== RAW RECORDS ==
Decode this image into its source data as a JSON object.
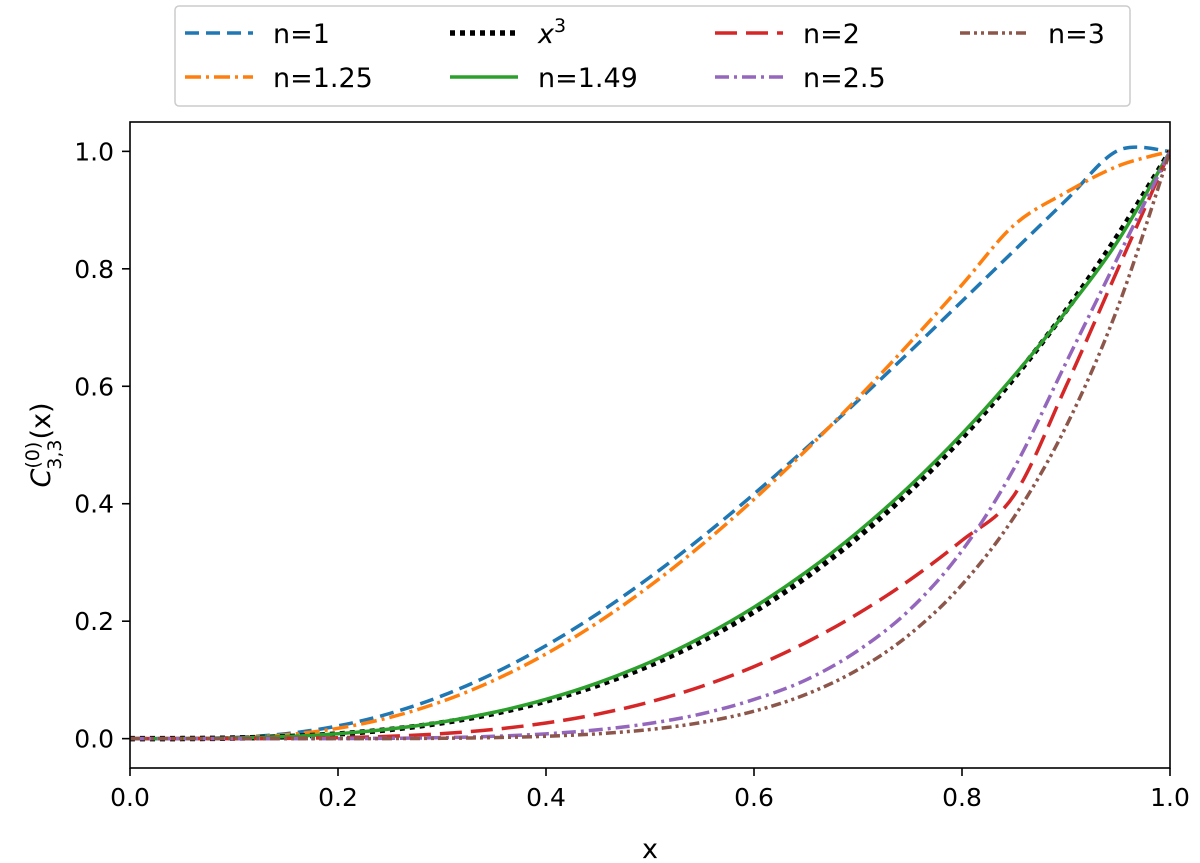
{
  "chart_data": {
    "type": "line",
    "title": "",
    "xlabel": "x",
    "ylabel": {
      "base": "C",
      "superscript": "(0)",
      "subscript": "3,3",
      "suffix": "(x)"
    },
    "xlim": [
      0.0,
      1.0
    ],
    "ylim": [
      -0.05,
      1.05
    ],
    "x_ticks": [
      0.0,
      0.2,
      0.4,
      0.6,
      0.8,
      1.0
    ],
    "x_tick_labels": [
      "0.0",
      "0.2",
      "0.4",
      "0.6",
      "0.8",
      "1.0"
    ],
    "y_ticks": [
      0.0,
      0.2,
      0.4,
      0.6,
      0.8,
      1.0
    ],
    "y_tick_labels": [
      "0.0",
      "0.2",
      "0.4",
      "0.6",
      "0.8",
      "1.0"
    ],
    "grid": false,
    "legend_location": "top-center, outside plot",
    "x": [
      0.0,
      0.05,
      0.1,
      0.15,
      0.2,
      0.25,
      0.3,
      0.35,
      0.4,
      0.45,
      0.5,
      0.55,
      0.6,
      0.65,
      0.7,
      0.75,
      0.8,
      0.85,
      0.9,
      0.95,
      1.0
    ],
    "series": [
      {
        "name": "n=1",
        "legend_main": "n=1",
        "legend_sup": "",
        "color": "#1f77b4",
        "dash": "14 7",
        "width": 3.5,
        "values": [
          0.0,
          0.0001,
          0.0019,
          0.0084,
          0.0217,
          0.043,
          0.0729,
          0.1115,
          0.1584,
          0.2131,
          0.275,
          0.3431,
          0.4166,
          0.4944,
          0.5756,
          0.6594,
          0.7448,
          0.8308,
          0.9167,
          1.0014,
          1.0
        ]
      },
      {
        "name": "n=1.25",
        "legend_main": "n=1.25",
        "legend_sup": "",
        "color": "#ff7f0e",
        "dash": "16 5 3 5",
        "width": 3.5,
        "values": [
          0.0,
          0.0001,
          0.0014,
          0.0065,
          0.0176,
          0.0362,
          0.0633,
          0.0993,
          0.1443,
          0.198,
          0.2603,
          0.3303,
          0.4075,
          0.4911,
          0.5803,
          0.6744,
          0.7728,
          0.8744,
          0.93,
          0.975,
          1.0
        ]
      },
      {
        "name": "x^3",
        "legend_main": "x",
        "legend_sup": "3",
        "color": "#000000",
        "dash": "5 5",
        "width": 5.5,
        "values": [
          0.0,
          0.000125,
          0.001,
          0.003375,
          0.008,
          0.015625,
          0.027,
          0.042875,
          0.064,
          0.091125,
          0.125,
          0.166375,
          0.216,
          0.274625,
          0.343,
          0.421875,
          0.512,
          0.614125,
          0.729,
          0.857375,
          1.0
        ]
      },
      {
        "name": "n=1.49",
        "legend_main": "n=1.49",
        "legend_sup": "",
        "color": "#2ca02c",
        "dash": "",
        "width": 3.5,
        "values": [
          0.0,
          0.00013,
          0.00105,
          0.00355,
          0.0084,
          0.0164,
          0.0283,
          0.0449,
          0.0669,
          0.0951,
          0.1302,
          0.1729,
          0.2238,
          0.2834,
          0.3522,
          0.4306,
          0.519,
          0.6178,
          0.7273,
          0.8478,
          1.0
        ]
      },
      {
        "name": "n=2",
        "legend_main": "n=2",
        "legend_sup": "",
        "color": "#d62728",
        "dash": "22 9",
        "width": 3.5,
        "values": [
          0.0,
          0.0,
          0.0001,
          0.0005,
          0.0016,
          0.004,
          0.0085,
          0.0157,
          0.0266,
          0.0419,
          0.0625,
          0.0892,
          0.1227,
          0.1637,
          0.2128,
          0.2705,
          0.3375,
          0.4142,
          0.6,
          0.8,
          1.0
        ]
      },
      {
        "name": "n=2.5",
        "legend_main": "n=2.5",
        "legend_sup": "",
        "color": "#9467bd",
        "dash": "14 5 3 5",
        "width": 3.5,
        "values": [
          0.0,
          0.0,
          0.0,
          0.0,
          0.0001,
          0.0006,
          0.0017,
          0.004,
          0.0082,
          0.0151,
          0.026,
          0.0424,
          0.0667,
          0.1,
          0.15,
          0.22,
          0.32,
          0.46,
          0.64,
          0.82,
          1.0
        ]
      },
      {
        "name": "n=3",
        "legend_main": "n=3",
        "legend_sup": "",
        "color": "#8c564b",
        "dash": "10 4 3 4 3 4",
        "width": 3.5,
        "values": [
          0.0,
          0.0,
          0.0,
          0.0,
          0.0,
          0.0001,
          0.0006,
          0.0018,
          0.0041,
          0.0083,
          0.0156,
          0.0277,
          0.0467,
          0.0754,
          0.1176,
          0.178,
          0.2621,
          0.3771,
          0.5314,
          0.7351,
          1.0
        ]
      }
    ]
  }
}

== WORK TO BE COMPLETED ==
Sift through the entries and copy every line with "name".

== RESULT FOR THIS EXERCISE ==
        "name": "n=1",
        "name": "n=1.25",
        "name": "x^3",
        "name": "n=1.49",
        "name": "n=2",
        "name": "n=2.5",
        "name": "n=3",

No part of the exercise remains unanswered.